## AIM OF THE TASK
Retype each entry below, keeping every character the same.

## RECORDS PROVIDED
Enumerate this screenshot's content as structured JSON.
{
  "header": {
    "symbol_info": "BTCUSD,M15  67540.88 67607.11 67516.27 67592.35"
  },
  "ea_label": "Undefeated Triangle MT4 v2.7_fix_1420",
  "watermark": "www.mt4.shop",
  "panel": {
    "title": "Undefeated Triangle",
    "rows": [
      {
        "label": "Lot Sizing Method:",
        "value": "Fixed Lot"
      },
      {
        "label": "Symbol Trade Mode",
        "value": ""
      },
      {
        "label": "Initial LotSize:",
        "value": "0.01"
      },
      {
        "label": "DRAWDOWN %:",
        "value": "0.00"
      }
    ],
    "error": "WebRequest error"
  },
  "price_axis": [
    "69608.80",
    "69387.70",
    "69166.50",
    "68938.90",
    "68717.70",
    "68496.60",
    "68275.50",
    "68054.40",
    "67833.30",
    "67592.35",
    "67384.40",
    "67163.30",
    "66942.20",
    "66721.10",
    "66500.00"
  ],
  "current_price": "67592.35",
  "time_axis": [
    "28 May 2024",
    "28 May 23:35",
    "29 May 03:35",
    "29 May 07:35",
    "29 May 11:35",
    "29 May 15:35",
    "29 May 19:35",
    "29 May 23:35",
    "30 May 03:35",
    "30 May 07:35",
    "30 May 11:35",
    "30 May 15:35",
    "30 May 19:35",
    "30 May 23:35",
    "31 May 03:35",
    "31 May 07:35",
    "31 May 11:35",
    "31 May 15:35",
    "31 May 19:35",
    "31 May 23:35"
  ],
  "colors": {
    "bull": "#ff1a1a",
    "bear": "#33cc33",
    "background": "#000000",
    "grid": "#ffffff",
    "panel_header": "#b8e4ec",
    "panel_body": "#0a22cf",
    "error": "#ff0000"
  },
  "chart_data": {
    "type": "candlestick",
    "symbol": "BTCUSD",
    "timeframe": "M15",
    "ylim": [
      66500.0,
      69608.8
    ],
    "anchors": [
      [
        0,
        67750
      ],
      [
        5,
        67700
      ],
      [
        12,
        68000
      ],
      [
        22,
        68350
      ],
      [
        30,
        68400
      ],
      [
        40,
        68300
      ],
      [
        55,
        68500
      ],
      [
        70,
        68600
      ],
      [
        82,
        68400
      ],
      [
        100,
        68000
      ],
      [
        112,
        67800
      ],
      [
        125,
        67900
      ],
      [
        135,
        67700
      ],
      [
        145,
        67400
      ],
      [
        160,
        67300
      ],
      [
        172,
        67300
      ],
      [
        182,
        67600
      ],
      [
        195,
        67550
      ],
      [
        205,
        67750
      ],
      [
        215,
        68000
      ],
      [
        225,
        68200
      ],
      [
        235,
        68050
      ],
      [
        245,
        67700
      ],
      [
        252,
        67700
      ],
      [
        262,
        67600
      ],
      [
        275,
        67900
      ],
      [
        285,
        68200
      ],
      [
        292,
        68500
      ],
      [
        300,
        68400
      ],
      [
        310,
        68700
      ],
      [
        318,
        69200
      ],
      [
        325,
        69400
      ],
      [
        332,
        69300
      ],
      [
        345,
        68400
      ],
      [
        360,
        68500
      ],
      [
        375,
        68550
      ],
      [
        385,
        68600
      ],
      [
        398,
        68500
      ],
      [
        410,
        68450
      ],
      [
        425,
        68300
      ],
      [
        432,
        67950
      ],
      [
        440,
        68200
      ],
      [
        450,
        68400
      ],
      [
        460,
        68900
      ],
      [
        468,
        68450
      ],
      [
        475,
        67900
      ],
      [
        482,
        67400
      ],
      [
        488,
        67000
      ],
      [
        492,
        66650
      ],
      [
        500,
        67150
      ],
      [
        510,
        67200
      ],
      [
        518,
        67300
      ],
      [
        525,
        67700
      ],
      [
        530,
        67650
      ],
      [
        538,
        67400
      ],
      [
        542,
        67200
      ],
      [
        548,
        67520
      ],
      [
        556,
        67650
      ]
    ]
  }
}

## RESPONSE BELOW
Enumerate this screenshot's content as structured JSON.
{
  "header": {
    "symbol_info": "BTCUSD,M15  67540.88 67607.11 67516.27 67592.35"
  },
  "ea_label": "Undefeated Triangle MT4 v2.7_fix_1420",
  "watermark": "www.mt4.shop",
  "panel": {
    "title": "Undefeated Triangle",
    "rows": [
      {
        "label": "Lot Sizing Method:",
        "value": "Fixed Lot"
      },
      {
        "label": "Symbol Trade Mode",
        "value": ""
      },
      {
        "label": "Initial LotSize:",
        "value": "0.01"
      },
      {
        "label": "DRAWDOWN %:",
        "value": "0.00"
      }
    ],
    "error": "WebRequest error"
  },
  "price_axis": [
    "69608.80",
    "69387.70",
    "69166.50",
    "68938.90",
    "68717.70",
    "68496.60",
    "68275.50",
    "68054.40",
    "67833.30",
    "67592.35",
    "67384.40",
    "67163.30",
    "66942.20",
    "66721.10",
    "66500.00"
  ],
  "current_price": "67592.35",
  "time_axis": [
    "28 May 2024",
    "28 May 23:35",
    "29 May 03:35",
    "29 May 07:35",
    "29 May 11:35",
    "29 May 15:35",
    "29 May 19:35",
    "29 May 23:35",
    "30 May 03:35",
    "30 May 07:35",
    "30 May 11:35",
    "30 May 15:35",
    "30 May 19:35",
    "30 May 23:35",
    "31 May 03:35",
    "31 May 07:35",
    "31 May 11:35",
    "31 May 15:35",
    "31 May 19:35",
    "31 May 23:35"
  ],
  "colors": {
    "bull": "#ff1a1a",
    "bear": "#33cc33",
    "background": "#000000",
    "grid": "#ffffff",
    "panel_header": "#b8e4ec",
    "panel_body": "#0a22cf",
    "error": "#ff0000"
  },
  "chart_data": {
    "type": "candlestick",
    "symbol": "BTCUSD",
    "timeframe": "M15",
    "ylim": [
      66500.0,
      69608.8
    ],
    "anchors": [
      [
        0,
        67750
      ],
      [
        5,
        67700
      ],
      [
        12,
        68000
      ],
      [
        22,
        68350
      ],
      [
        30,
        68400
      ],
      [
        40,
        68300
      ],
      [
        55,
        68500
      ],
      [
        70,
        68600
      ],
      [
        82,
        68400
      ],
      [
        100,
        68000
      ],
      [
        112,
        67800
      ],
      [
        125,
        67900
      ],
      [
        135,
        67700
      ],
      [
        145,
        67400
      ],
      [
        160,
        67300
      ],
      [
        172,
        67300
      ],
      [
        182,
        67600
      ],
      [
        195,
        67550
      ],
      [
        205,
        67750
      ],
      [
        215,
        68000
      ],
      [
        225,
        68200
      ],
      [
        235,
        68050
      ],
      [
        245,
        67700
      ],
      [
        252,
        67700
      ],
      [
        262,
        67600
      ],
      [
        275,
        67900
      ],
      [
        285,
        68200
      ],
      [
        292,
        68500
      ],
      [
        300,
        68400
      ],
      [
        310,
        68700
      ],
      [
        318,
        69200
      ],
      [
        325,
        69400
      ],
      [
        332,
        69300
      ],
      [
        345,
        68400
      ],
      [
        360,
        68500
      ],
      [
        375,
        68550
      ],
      [
        385,
        68600
      ],
      [
        398,
        68500
      ],
      [
        410,
        68450
      ],
      [
        425,
        68300
      ],
      [
        432,
        67950
      ],
      [
        440,
        68200
      ],
      [
        450,
        68400
      ],
      [
        460,
        68900
      ],
      [
        468,
        68450
      ],
      [
        475,
        67900
      ],
      [
        482,
        67400
      ],
      [
        488,
        67000
      ],
      [
        492,
        66650
      ],
      [
        500,
        67150
      ],
      [
        510,
        67200
      ],
      [
        518,
        67300
      ],
      [
        525,
        67700
      ],
      [
        530,
        67650
      ],
      [
        538,
        67400
      ],
      [
        542,
        67200
      ],
      [
        548,
        67520
      ],
      [
        556,
        67650
      ]
    ]
  }
}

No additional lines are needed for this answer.